▶ What you will do:
Print the entries below word for word; the pictures stay out of your copy.

▶ Data records:
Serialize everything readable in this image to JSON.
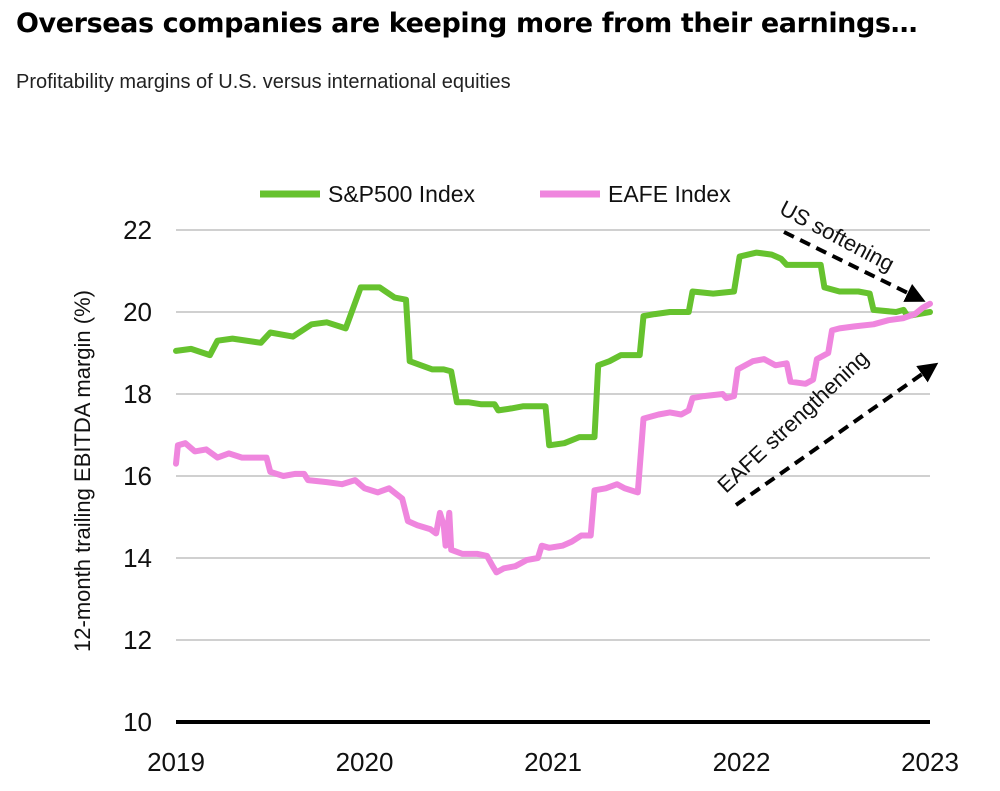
{
  "header": {
    "title": "Overseas companies are keeping more from their earnings…",
    "subtitle": "Profitability margins of U.S. versus international equities"
  },
  "colors": {
    "sp500": "#66c22e",
    "eafe": "#ef86de",
    "grid": "#d0d0d0",
    "baseline": "#000000",
    "arrow": "#000000"
  },
  "chart_data": {
    "type": "line",
    "ylabel": "12-month trailing  EBITDA margin (%)",
    "xlabel": "",
    "xlim": [
      2019,
      2023
    ],
    "ylim": [
      10,
      22
    ],
    "x_ticks": [
      "2019",
      "2020",
      "2021",
      "2022",
      "2023"
    ],
    "y_ticks": [
      "10",
      "12",
      "14",
      "16",
      "18",
      "20",
      "22"
    ],
    "grid": "horizontal",
    "legend_position": "top",
    "annotations": [
      "US softening",
      "EAFE strengthening"
    ],
    "series": [
      {
        "name": "S&P500 Index",
        "color": "#66c22e",
        "points": [
          [
            2019.0,
            19.05
          ],
          [
            2019.08,
            19.1
          ],
          [
            2019.18,
            18.95
          ],
          [
            2019.22,
            19.3
          ],
          [
            2019.3,
            19.35
          ],
          [
            2019.45,
            19.25
          ],
          [
            2019.5,
            19.5
          ],
          [
            2019.62,
            19.4
          ],
          [
            2019.72,
            19.7
          ],
          [
            2019.8,
            19.75
          ],
          [
            2019.9,
            19.6
          ],
          [
            2019.98,
            20.6
          ],
          [
            2020.08,
            20.6
          ],
          [
            2020.16,
            20.35
          ],
          [
            2020.22,
            20.3
          ],
          [
            2020.24,
            18.8
          ],
          [
            2020.3,
            18.7
          ],
          [
            2020.36,
            18.6
          ],
          [
            2020.42,
            18.6
          ],
          [
            2020.46,
            18.55
          ],
          [
            2020.49,
            17.8
          ],
          [
            2020.55,
            17.8
          ],
          [
            2020.62,
            17.75
          ],
          [
            2020.69,
            17.75
          ],
          [
            2020.71,
            17.6
          ],
          [
            2020.78,
            17.65
          ],
          [
            2020.84,
            17.7
          ],
          [
            2020.96,
            17.7
          ],
          [
            2020.98,
            16.75
          ],
          [
            2021.06,
            16.8
          ],
          [
            2021.14,
            16.95
          ],
          [
            2021.22,
            16.95
          ],
          [
            2021.24,
            18.7
          ],
          [
            2021.3,
            18.8
          ],
          [
            2021.36,
            18.95
          ],
          [
            2021.46,
            18.95
          ],
          [
            2021.48,
            19.9
          ],
          [
            2021.54,
            19.95
          ],
          [
            2021.62,
            20.0
          ],
          [
            2021.72,
            20.0
          ],
          [
            2021.74,
            20.5
          ],
          [
            2021.85,
            20.45
          ],
          [
            2021.96,
            20.5
          ],
          [
            2021.99,
            21.35
          ],
          [
            2022.08,
            21.45
          ],
          [
            2022.16,
            21.4
          ],
          [
            2022.21,
            21.3
          ],
          [
            2022.24,
            21.15
          ],
          [
            2022.3,
            21.15
          ],
          [
            2022.38,
            21.15
          ],
          [
            2022.42,
            21.15
          ],
          [
            2022.44,
            20.6
          ],
          [
            2022.52,
            20.5
          ],
          [
            2022.62,
            20.5
          ],
          [
            2022.68,
            20.45
          ],
          [
            2022.7,
            20.05
          ],
          [
            2022.82,
            20.0
          ],
          [
            2022.86,
            20.05
          ],
          [
            2022.88,
            19.9
          ],
          [
            2022.94,
            19.95
          ],
          [
            2023.0,
            20.0
          ]
        ]
      },
      {
        "name": "EAFE Index",
        "color": "#ef86de",
        "points": [
          [
            2019.0,
            16.3
          ],
          [
            2019.01,
            16.75
          ],
          [
            2019.05,
            16.8
          ],
          [
            2019.1,
            16.6
          ],
          [
            2019.16,
            16.65
          ],
          [
            2019.22,
            16.45
          ],
          [
            2019.28,
            16.55
          ],
          [
            2019.35,
            16.45
          ],
          [
            2019.48,
            16.45
          ],
          [
            2019.5,
            16.1
          ],
          [
            2019.57,
            16.0
          ],
          [
            2019.63,
            16.05
          ],
          [
            2019.68,
            16.05
          ],
          [
            2019.7,
            15.9
          ],
          [
            2019.8,
            15.85
          ],
          [
            2019.88,
            15.8
          ],
          [
            2019.95,
            15.9
          ],
          [
            2020.0,
            15.7
          ],
          [
            2020.07,
            15.6
          ],
          [
            2020.13,
            15.7
          ],
          [
            2020.2,
            15.45
          ],
          [
            2020.23,
            14.9
          ],
          [
            2020.28,
            14.8
          ],
          [
            2020.35,
            14.7
          ],
          [
            2020.38,
            14.6
          ],
          [
            2020.4,
            15.1
          ],
          [
            2020.42,
            14.8
          ],
          [
            2020.43,
            14.3
          ],
          [
            2020.45,
            15.1
          ],
          [
            2020.46,
            14.2
          ],
          [
            2020.52,
            14.1
          ],
          [
            2020.6,
            14.1
          ],
          [
            2020.65,
            14.05
          ],
          [
            2020.68,
            13.8
          ],
          [
            2020.7,
            13.65
          ],
          [
            2020.74,
            13.75
          ],
          [
            2020.8,
            13.8
          ],
          [
            2020.86,
            13.95
          ],
          [
            2020.92,
            14.0
          ],
          [
            2020.94,
            14.3
          ],
          [
            2020.98,
            14.25
          ],
          [
            2021.05,
            14.3
          ],
          [
            2021.1,
            14.4
          ],
          [
            2021.15,
            14.55
          ],
          [
            2021.2,
            14.55
          ],
          [
            2021.22,
            15.65
          ],
          [
            2021.28,
            15.7
          ],
          [
            2021.34,
            15.8
          ],
          [
            2021.38,
            15.7
          ],
          [
            2021.45,
            15.6
          ],
          [
            2021.48,
            17.4
          ],
          [
            2021.56,
            17.5
          ],
          [
            2021.62,
            17.55
          ],
          [
            2021.68,
            17.5
          ],
          [
            2021.72,
            17.6
          ],
          [
            2021.74,
            17.9
          ],
          [
            2021.8,
            17.95
          ],
          [
            2021.9,
            18.0
          ],
          [
            2021.92,
            17.9
          ],
          [
            2021.96,
            17.95
          ],
          [
            2021.98,
            18.6
          ],
          [
            2022.06,
            18.8
          ],
          [
            2022.12,
            18.85
          ],
          [
            2022.18,
            18.7
          ],
          [
            2022.24,
            18.75
          ],
          [
            2022.26,
            18.3
          ],
          [
            2022.34,
            18.25
          ],
          [
            2022.38,
            18.35
          ],
          [
            2022.4,
            18.85
          ],
          [
            2022.46,
            19.0
          ],
          [
            2022.48,
            19.55
          ],
          [
            2022.52,
            19.6
          ],
          [
            2022.6,
            19.65
          ],
          [
            2022.7,
            19.7
          ],
          [
            2022.78,
            19.8
          ],
          [
            2022.86,
            19.85
          ],
          [
            2022.92,
            19.95
          ],
          [
            2022.96,
            20.1
          ],
          [
            2023.0,
            20.2
          ]
        ]
      }
    ]
  }
}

▶ Solution to this problem:
Serialize everything readable in this image to JSON.
{
  "header": {
    "title": "Overseas companies are keeping more from their earnings…",
    "subtitle": "Profitability margins of U.S. versus international equities"
  },
  "colors": {
    "sp500": "#66c22e",
    "eafe": "#ef86de",
    "grid": "#d0d0d0",
    "baseline": "#000000",
    "arrow": "#000000"
  },
  "chart_data": {
    "type": "line",
    "ylabel": "12-month trailing  EBITDA margin (%)",
    "xlabel": "",
    "xlim": [
      2019,
      2023
    ],
    "ylim": [
      10,
      22
    ],
    "x_ticks": [
      "2019",
      "2020",
      "2021",
      "2022",
      "2023"
    ],
    "y_ticks": [
      "10",
      "12",
      "14",
      "16",
      "18",
      "20",
      "22"
    ],
    "grid": "horizontal",
    "legend_position": "top",
    "annotations": [
      "US softening",
      "EAFE strengthening"
    ],
    "series": [
      {
        "name": "S&P500 Index",
        "color": "#66c22e",
        "points": [
          [
            2019.0,
            19.05
          ],
          [
            2019.08,
            19.1
          ],
          [
            2019.18,
            18.95
          ],
          [
            2019.22,
            19.3
          ],
          [
            2019.3,
            19.35
          ],
          [
            2019.45,
            19.25
          ],
          [
            2019.5,
            19.5
          ],
          [
            2019.62,
            19.4
          ],
          [
            2019.72,
            19.7
          ],
          [
            2019.8,
            19.75
          ],
          [
            2019.9,
            19.6
          ],
          [
            2019.98,
            20.6
          ],
          [
            2020.08,
            20.6
          ],
          [
            2020.16,
            20.35
          ],
          [
            2020.22,
            20.3
          ],
          [
            2020.24,
            18.8
          ],
          [
            2020.3,
            18.7
          ],
          [
            2020.36,
            18.6
          ],
          [
            2020.42,
            18.6
          ],
          [
            2020.46,
            18.55
          ],
          [
            2020.49,
            17.8
          ],
          [
            2020.55,
            17.8
          ],
          [
            2020.62,
            17.75
          ],
          [
            2020.69,
            17.75
          ],
          [
            2020.71,
            17.6
          ],
          [
            2020.78,
            17.65
          ],
          [
            2020.84,
            17.7
          ],
          [
            2020.96,
            17.7
          ],
          [
            2020.98,
            16.75
          ],
          [
            2021.06,
            16.8
          ],
          [
            2021.14,
            16.95
          ],
          [
            2021.22,
            16.95
          ],
          [
            2021.24,
            18.7
          ],
          [
            2021.3,
            18.8
          ],
          [
            2021.36,
            18.95
          ],
          [
            2021.46,
            18.95
          ],
          [
            2021.48,
            19.9
          ],
          [
            2021.54,
            19.95
          ],
          [
            2021.62,
            20.0
          ],
          [
            2021.72,
            20.0
          ],
          [
            2021.74,
            20.5
          ],
          [
            2021.85,
            20.45
          ],
          [
            2021.96,
            20.5
          ],
          [
            2021.99,
            21.35
          ],
          [
            2022.08,
            21.45
          ],
          [
            2022.16,
            21.4
          ],
          [
            2022.21,
            21.3
          ],
          [
            2022.24,
            21.15
          ],
          [
            2022.3,
            21.15
          ],
          [
            2022.38,
            21.15
          ],
          [
            2022.42,
            21.15
          ],
          [
            2022.44,
            20.6
          ],
          [
            2022.52,
            20.5
          ],
          [
            2022.62,
            20.5
          ],
          [
            2022.68,
            20.45
          ],
          [
            2022.7,
            20.05
          ],
          [
            2022.82,
            20.0
          ],
          [
            2022.86,
            20.05
          ],
          [
            2022.88,
            19.9
          ],
          [
            2022.94,
            19.95
          ],
          [
            2023.0,
            20.0
          ]
        ]
      },
      {
        "name": "EAFE Index",
        "color": "#ef86de",
        "points": [
          [
            2019.0,
            16.3
          ],
          [
            2019.01,
            16.75
          ],
          [
            2019.05,
            16.8
          ],
          [
            2019.1,
            16.6
          ],
          [
            2019.16,
            16.65
          ],
          [
            2019.22,
            16.45
          ],
          [
            2019.28,
            16.55
          ],
          [
            2019.35,
            16.45
          ],
          [
            2019.48,
            16.45
          ],
          [
            2019.5,
            16.1
          ],
          [
            2019.57,
            16.0
          ],
          [
            2019.63,
            16.05
          ],
          [
            2019.68,
            16.05
          ],
          [
            2019.7,
            15.9
          ],
          [
            2019.8,
            15.85
          ],
          [
            2019.88,
            15.8
          ],
          [
            2019.95,
            15.9
          ],
          [
            2020.0,
            15.7
          ],
          [
            2020.07,
            15.6
          ],
          [
            2020.13,
            15.7
          ],
          [
            2020.2,
            15.45
          ],
          [
            2020.23,
            14.9
          ],
          [
            2020.28,
            14.8
          ],
          [
            2020.35,
            14.7
          ],
          [
            2020.38,
            14.6
          ],
          [
            2020.4,
            15.1
          ],
          [
            2020.42,
            14.8
          ],
          [
            2020.43,
            14.3
          ],
          [
            2020.45,
            15.1
          ],
          [
            2020.46,
            14.2
          ],
          [
            2020.52,
            14.1
          ],
          [
            2020.6,
            14.1
          ],
          [
            2020.65,
            14.05
          ],
          [
            2020.68,
            13.8
          ],
          [
            2020.7,
            13.65
          ],
          [
            2020.74,
            13.75
          ],
          [
            2020.8,
            13.8
          ],
          [
            2020.86,
            13.95
          ],
          [
            2020.92,
            14.0
          ],
          [
            2020.94,
            14.3
          ],
          [
            2020.98,
            14.25
          ],
          [
            2021.05,
            14.3
          ],
          [
            2021.1,
            14.4
          ],
          [
            2021.15,
            14.55
          ],
          [
            2021.2,
            14.55
          ],
          [
            2021.22,
            15.65
          ],
          [
            2021.28,
            15.7
          ],
          [
            2021.34,
            15.8
          ],
          [
            2021.38,
            15.7
          ],
          [
            2021.45,
            15.6
          ],
          [
            2021.48,
            17.4
          ],
          [
            2021.56,
            17.5
          ],
          [
            2021.62,
            17.55
          ],
          [
            2021.68,
            17.5
          ],
          [
            2021.72,
            17.6
          ],
          [
            2021.74,
            17.9
          ],
          [
            2021.8,
            17.95
          ],
          [
            2021.9,
            18.0
          ],
          [
            2021.92,
            17.9
          ],
          [
            2021.96,
            17.95
          ],
          [
            2021.98,
            18.6
          ],
          [
            2022.06,
            18.8
          ],
          [
            2022.12,
            18.85
          ],
          [
            2022.18,
            18.7
          ],
          [
            2022.24,
            18.75
          ],
          [
            2022.26,
            18.3
          ],
          [
            2022.34,
            18.25
          ],
          [
            2022.38,
            18.35
          ],
          [
            2022.4,
            18.85
          ],
          [
            2022.46,
            19.0
          ],
          [
            2022.48,
            19.55
          ],
          [
            2022.52,
            19.6
          ],
          [
            2022.6,
            19.65
          ],
          [
            2022.7,
            19.7
          ],
          [
            2022.78,
            19.8
          ],
          [
            2022.86,
            19.85
          ],
          [
            2022.92,
            19.95
          ],
          [
            2022.96,
            20.1
          ],
          [
            2023.0,
            20.2
          ]
        ]
      }
    ]
  }
}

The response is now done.